▶ **WORK TO BE COMPLETED**: Bring together all lines of the material below that contain the string "this".

-- BEGIN WORKING DATA --

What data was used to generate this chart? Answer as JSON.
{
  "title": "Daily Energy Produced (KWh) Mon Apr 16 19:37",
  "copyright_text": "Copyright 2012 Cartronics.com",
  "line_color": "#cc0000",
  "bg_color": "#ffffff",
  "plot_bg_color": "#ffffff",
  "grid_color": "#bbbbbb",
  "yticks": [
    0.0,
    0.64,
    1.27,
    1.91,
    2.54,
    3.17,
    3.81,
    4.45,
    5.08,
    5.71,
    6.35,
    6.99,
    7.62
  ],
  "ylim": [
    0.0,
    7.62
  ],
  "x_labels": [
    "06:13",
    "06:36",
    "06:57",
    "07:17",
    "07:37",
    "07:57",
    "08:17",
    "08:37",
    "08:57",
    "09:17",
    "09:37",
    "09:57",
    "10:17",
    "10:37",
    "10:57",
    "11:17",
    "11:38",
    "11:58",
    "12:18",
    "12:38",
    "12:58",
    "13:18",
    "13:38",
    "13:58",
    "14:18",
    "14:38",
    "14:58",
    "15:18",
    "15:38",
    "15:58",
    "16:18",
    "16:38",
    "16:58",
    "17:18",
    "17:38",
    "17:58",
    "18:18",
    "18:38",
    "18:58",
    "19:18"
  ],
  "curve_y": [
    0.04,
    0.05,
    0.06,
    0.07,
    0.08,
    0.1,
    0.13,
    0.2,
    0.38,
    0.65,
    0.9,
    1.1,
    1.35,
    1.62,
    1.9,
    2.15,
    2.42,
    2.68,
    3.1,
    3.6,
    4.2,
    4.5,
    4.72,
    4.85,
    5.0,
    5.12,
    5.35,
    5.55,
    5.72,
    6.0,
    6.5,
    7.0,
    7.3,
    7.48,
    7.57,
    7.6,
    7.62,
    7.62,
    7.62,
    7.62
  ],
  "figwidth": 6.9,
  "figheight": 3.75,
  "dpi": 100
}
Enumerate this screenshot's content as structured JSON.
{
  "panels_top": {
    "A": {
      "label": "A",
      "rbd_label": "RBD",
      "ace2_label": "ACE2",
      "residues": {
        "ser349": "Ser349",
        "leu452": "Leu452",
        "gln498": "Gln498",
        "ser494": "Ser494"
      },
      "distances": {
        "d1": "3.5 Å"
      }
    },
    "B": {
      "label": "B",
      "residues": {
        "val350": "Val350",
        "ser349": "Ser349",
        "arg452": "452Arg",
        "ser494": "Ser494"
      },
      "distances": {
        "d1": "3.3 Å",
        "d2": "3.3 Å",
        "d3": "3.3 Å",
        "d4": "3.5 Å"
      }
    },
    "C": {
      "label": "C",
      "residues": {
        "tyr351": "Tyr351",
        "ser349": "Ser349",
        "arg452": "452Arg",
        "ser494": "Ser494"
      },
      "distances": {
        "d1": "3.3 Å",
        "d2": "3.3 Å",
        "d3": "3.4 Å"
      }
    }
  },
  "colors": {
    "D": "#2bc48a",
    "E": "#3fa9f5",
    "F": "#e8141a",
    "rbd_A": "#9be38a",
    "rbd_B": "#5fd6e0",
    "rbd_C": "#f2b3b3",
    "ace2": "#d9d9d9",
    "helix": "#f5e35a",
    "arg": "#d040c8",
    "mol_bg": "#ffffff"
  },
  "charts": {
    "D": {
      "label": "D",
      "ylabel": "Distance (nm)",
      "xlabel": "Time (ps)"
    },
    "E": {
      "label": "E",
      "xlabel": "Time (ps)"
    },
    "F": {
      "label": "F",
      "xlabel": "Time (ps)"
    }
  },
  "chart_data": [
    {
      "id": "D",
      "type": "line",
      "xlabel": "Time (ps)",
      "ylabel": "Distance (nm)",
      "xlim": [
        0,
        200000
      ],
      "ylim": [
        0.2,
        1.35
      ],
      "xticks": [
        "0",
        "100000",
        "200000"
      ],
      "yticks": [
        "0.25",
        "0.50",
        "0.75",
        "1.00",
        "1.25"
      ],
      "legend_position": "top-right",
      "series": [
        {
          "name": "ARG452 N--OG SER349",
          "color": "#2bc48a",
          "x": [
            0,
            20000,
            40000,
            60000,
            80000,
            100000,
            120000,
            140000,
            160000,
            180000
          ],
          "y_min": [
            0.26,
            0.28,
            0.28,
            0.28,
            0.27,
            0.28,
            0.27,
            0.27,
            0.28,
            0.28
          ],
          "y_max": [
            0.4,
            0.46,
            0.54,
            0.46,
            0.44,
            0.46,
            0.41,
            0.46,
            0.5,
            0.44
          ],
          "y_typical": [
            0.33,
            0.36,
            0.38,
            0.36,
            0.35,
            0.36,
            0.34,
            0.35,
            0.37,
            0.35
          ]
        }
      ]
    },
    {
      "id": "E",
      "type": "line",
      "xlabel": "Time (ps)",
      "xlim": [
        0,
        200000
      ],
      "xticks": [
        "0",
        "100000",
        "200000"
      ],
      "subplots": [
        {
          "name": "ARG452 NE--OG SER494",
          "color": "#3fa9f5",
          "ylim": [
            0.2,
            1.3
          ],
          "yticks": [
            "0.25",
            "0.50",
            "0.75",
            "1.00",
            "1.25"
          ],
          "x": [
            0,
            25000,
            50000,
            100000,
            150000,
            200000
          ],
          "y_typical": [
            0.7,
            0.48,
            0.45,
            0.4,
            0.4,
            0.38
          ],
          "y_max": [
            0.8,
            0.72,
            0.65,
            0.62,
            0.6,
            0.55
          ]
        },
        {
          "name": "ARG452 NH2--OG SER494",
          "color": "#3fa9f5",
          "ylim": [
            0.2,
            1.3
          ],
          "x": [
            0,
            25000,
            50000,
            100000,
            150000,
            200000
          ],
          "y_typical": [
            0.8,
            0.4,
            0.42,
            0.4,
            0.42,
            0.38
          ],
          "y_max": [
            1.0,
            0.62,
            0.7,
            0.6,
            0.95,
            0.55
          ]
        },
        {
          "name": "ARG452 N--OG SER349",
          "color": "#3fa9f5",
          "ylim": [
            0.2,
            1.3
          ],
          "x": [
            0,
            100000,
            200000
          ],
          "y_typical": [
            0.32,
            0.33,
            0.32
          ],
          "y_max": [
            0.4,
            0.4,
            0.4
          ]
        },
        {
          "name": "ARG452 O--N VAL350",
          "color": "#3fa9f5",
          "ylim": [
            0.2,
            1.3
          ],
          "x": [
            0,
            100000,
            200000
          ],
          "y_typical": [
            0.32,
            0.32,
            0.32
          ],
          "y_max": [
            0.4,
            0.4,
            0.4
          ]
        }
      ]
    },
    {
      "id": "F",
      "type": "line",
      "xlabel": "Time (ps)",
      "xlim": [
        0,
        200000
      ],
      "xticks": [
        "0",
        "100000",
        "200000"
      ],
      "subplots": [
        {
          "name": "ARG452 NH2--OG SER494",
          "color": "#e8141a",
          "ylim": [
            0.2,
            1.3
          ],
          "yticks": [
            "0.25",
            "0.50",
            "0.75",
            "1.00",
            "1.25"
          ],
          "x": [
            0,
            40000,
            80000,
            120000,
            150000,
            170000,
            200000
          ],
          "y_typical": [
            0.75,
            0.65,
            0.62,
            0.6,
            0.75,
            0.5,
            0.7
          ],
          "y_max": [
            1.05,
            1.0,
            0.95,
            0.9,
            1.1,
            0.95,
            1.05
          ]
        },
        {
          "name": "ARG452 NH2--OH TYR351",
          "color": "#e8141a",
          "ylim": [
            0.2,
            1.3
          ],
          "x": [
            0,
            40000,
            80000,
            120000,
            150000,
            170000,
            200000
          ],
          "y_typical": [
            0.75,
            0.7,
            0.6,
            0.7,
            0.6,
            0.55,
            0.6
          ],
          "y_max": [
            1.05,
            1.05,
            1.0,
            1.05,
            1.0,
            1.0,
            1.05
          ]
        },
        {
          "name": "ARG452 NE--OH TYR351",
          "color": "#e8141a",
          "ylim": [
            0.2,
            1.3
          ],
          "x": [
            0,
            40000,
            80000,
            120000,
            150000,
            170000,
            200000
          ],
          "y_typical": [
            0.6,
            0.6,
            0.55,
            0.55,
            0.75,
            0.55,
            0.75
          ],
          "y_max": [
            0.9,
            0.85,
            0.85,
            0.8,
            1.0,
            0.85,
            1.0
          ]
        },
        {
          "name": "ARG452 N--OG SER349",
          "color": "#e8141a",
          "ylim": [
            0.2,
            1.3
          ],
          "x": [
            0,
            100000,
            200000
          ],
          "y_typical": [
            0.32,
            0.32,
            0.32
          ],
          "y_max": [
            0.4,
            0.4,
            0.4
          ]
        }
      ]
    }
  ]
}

-- END WORKING DATA --

▶ **TASK OUTPUT**:
What data was used to generate this chart? Answer as JSON.
Enumerate this screenshot's content as structured JSON.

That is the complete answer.